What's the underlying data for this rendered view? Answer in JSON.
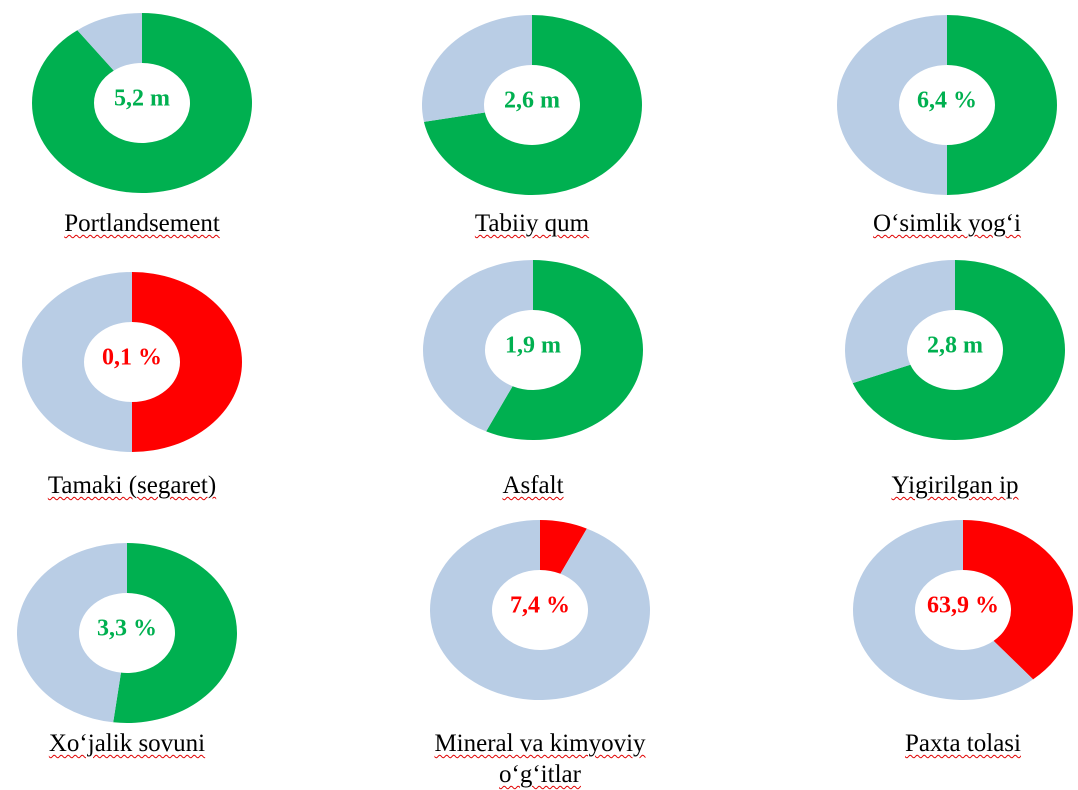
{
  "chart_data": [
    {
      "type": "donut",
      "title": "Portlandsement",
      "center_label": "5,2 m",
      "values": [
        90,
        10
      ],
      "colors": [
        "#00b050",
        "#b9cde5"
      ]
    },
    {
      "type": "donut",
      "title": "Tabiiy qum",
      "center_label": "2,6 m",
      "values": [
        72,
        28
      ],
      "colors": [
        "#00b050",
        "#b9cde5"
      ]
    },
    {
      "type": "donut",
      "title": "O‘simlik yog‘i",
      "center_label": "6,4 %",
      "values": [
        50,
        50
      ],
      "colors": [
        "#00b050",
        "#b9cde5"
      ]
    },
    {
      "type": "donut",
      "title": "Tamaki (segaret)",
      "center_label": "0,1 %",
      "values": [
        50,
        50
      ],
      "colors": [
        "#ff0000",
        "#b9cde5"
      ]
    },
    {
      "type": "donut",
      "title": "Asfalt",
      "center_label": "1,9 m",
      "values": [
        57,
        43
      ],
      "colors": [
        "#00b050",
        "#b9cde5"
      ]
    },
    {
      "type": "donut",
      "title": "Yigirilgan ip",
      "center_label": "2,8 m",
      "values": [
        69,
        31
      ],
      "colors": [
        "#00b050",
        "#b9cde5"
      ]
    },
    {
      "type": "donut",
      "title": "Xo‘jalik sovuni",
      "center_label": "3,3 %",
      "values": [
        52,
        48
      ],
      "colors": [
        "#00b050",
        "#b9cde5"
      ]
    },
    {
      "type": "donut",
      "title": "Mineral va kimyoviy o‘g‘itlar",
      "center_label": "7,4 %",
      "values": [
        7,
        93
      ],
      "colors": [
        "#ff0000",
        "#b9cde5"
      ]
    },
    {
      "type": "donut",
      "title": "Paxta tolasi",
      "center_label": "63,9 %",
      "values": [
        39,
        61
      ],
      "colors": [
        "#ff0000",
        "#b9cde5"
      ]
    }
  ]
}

■ ■ ■ ■ ■

▶ WHAT YOU SHOULD DO
Identify the lines in the entries above that contain "title", then copy them out.

▶ WRITTEN REPLY
      "title": "Portlandsement",
      "title": "Tabiiy qum",
      "title": "O‘simlik yog‘i",
      "title": "Tamaki (segaret)",
      "title": "Asfalt",
      "title": "Yigirilgan ip",
      "title": "Xo‘jalik sovuni",
      "title": "Mineral va kimyoviy o‘g‘itlar",
      "title": "Paxta tolasi",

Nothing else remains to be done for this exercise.